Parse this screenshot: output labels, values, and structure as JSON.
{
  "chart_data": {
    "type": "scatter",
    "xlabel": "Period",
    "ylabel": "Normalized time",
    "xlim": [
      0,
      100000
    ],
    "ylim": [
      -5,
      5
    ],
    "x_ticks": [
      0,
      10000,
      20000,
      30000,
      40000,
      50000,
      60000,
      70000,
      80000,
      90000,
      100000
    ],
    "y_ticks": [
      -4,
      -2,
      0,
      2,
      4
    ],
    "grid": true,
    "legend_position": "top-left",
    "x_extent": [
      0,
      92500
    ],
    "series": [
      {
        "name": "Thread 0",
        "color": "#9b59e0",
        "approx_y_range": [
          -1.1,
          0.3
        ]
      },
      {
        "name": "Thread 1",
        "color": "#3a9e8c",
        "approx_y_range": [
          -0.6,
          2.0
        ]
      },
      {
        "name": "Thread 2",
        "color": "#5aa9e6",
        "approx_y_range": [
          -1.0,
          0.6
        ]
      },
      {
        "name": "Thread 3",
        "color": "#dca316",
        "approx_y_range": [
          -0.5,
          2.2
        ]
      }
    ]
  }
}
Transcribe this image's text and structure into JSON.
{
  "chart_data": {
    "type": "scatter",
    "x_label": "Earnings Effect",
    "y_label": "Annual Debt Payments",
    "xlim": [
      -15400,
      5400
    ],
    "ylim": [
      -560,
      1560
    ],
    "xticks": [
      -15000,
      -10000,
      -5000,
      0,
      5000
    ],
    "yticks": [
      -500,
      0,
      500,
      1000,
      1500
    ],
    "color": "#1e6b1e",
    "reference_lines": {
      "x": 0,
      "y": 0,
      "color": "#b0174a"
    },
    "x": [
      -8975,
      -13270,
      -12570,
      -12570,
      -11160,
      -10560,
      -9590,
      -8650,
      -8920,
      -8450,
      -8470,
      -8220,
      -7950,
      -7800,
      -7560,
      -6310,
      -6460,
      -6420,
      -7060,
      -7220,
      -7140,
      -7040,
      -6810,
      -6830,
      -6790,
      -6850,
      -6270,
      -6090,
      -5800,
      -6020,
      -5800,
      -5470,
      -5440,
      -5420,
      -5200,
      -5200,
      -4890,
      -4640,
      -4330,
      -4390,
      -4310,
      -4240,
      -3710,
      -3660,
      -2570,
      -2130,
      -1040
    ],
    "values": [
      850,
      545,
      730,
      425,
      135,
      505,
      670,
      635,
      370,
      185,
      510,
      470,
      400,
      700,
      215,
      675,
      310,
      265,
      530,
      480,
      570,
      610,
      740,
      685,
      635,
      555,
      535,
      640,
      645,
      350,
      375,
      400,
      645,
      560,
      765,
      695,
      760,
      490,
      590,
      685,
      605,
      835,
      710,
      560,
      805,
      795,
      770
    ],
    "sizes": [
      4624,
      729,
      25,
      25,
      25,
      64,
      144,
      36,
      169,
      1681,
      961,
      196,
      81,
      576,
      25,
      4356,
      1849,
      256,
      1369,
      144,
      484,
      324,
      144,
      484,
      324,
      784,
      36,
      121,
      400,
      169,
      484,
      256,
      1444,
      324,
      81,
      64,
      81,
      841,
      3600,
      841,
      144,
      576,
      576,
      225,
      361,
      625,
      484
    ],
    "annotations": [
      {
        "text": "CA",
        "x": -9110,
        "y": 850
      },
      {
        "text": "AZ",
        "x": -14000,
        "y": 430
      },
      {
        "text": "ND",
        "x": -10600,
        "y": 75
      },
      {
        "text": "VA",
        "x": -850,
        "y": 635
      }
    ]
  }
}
_ _ _ _
◆ **PROBLEM TO WORK ON**:
Transcribe the entire listing above precisely.

◆ **EXERCISE ANSWER**:
Parse this screenshot: output labels, values, and structure as JSON.
{
  "chart_data": {
    "type": "scatter",
    "xlabel": "Period",
    "ylabel": "Normalized time",
    "xlim": [
      0,
      100000
    ],
    "ylim": [
      -5,
      5
    ],
    "x_ticks": [
      0,
      10000,
      20000,
      30000,
      40000,
      50000,
      60000,
      70000,
      80000,
      90000,
      100000
    ],
    "y_ticks": [
      -4,
      -2,
      0,
      2,
      4
    ],
    "grid": true,
    "legend_position": "top-left",
    "x_extent": [
      0,
      92500
    ],
    "series": [
      {
        "name": "Thread 0",
        "color": "#9b59e0",
        "approx_y_range": [
          -1.1,
          0.3
        ]
      },
      {
        "name": "Thread 1",
        "color": "#3a9e8c",
        "approx_y_range": [
          -0.6,
          2.0
        ]
      },
      {
        "name": "Thread 2",
        "color": "#5aa9e6",
        "approx_y_range": [
          -1.0,
          0.6
        ]
      },
      {
        "name": "Thread 3",
        "color": "#dca316",
        "approx_y_range": [
          -0.5,
          2.2
        ]
      }
    ]
  }
}
Transcribe this image's text and structure into JSON.
{
  "chart_data": {
    "type": "scatter",
    "x_label": "Earnings Effect",
    "y_label": "Annual Debt Payments",
    "xlim": [
      -15400,
      5400
    ],
    "ylim": [
      -560,
      1560
    ],
    "xticks": [
      -15000,
      -10000,
      -5000,
      0,
      5000
    ],
    "yticks": [
      -500,
      0,
      500,
      1000,
      1500
    ],
    "color": "#1e6b1e",
    "reference_lines": {
      "x": 0,
      "y": 0,
      "color": "#b0174a"
    },
    "x": [
      -8975,
      -13270,
      -12570,
      -12570,
      -11160,
      -10560,
      -9590,
      -8650,
      -8920,
      -8450,
      -8470,
      -8220,
      -7950,
      -7800,
      -7560,
      -6310,
      -6460,
      -6420,
      -7060,
      -7220,
      -7140,
      -7040,
      -6810,
      -6830,
      -6790,
      -6850,
      -6270,
      -6090,
      -5800,
      -6020,
      -5800,
      -5470,
      -5440,
      -5420,
      -5200,
      -5200,
      -4890,
      -4640,
      -4330,
      -4390,
      -4310,
      -4240,
      -3710,
      -3660,
      -2570,
      -2130,
      -1040
    ],
    "values": [
      850,
      545,
      730,
      425,
      135,
      505,
      670,
      635,
      370,
      185,
      510,
      470,
      400,
      700,
      215,
      675,
      310,
      265,
      530,
      480,
      570,
      610,
      740,
      685,
      635,
      555,
      535,
      640,
      645,
      350,
      375,
      400,
      645,
      560,
      765,
      695,
      760,
      490,
      590,
      685,
      605,
      835,
      710,
      560,
      805,
      795,
      770
    ],
    "sizes": [
      4624,
      729,
      25,
      25,
      25,
      64,
      144,
      36,
      169,
      1681,
      961,
      196,
      81,
      576,
      25,
      4356,
      1849,
      256,
      1369,
      144,
      484,
      324,
      144,
      484,
      324,
      784,
      36,
      121,
      400,
      169,
      484,
      256,
      1444,
      324,
      81,
      64,
      81,
      841,
      3600,
      841,
      144,
      576,
      576,
      225,
      361,
      625,
      484
    ],
    "annotations": [
      {
        "text": "CA",
        "x": -9110,
        "y": 850
      },
      {
        "text": "AZ",
        "x": -14000,
        "y": 430
      },
      {
        "text": "ND",
        "x": -10600,
        "y": 75
      },
      {
        "text": "VA",
        "x": -850,
        "y": 635
      }
    ]
  }
}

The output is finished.